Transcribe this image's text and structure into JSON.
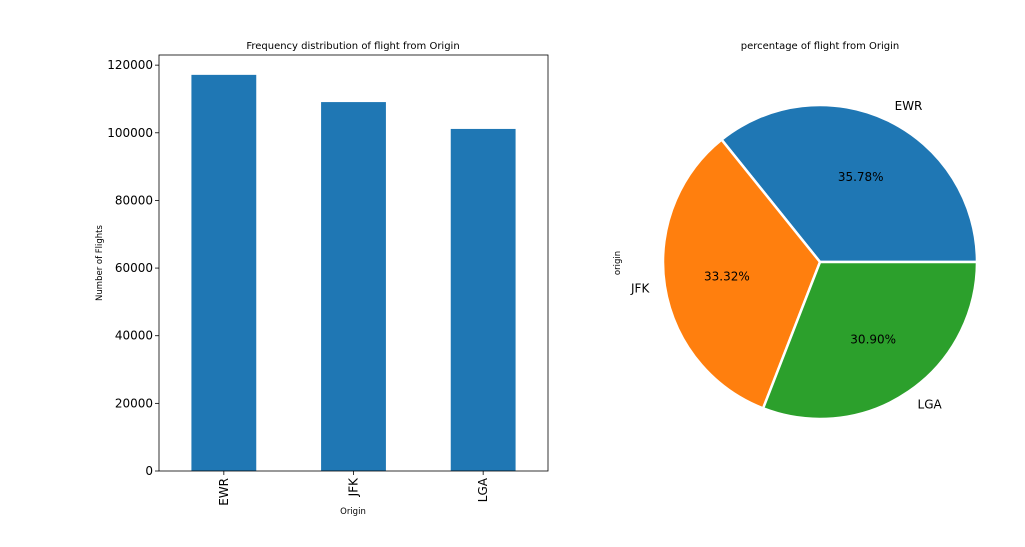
{
  "chart_data": [
    {
      "type": "bar",
      "title": "Frequency distribution of flight from Origin",
      "xlabel": "Origin",
      "ylabel": "Number of Flights",
      "categories": [
        "EWR",
        "JFK",
        "LGA"
      ],
      "values": [
        117127,
        109079,
        101140
      ],
      "ylim": [
        0,
        123000
      ],
      "yticks": [
        0,
        20000,
        40000,
        60000,
        80000,
        100000,
        120000
      ],
      "ytick_labels": [
        "0",
        "20000",
        "40000",
        "60000",
        "80000",
        "100000",
        "120000"
      ],
      "color": "#1f77b4",
      "grid": false
    },
    {
      "type": "pie",
      "title": "percentage of flight from Origin",
      "ylabel": "origin",
      "labels": [
        "EWR",
        "JFK",
        "LGA"
      ],
      "values": [
        35.78,
        33.32,
        30.9
      ],
      "value_labels": [
        "35.78%",
        "33.32%",
        "30.90%"
      ],
      "colors": [
        "#1f77b4",
        "#ff7f0e",
        "#2ca02c"
      ]
    }
  ]
}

* DIRECTIONS FOR THIS TASK
Except for the pictures, copy every line of the records above exactly.

* EXERCISE ANSWER
Transcribe this image's text and structure into JSON.
{
  "chart_data": [
    {
      "type": "bar",
      "title": "Frequency distribution of flight from Origin",
      "xlabel": "Origin",
      "ylabel": "Number of Flights",
      "categories": [
        "EWR",
        "JFK",
        "LGA"
      ],
      "values": [
        117127,
        109079,
        101140
      ],
      "ylim": [
        0,
        123000
      ],
      "yticks": [
        0,
        20000,
        40000,
        60000,
        80000,
        100000,
        120000
      ],
      "ytick_labels": [
        "0",
        "20000",
        "40000",
        "60000",
        "80000",
        "100000",
        "120000"
      ],
      "color": "#1f77b4",
      "grid": false
    },
    {
      "type": "pie",
      "title": "percentage of flight from Origin",
      "ylabel": "origin",
      "labels": [
        "EWR",
        "JFK",
        "LGA"
      ],
      "values": [
        35.78,
        33.32,
        30.9
      ],
      "value_labels": [
        "35.78%",
        "33.32%",
        "30.90%"
      ],
      "colors": [
        "#1f77b4",
        "#ff7f0e",
        "#2ca02c"
      ]
    }
  ]
}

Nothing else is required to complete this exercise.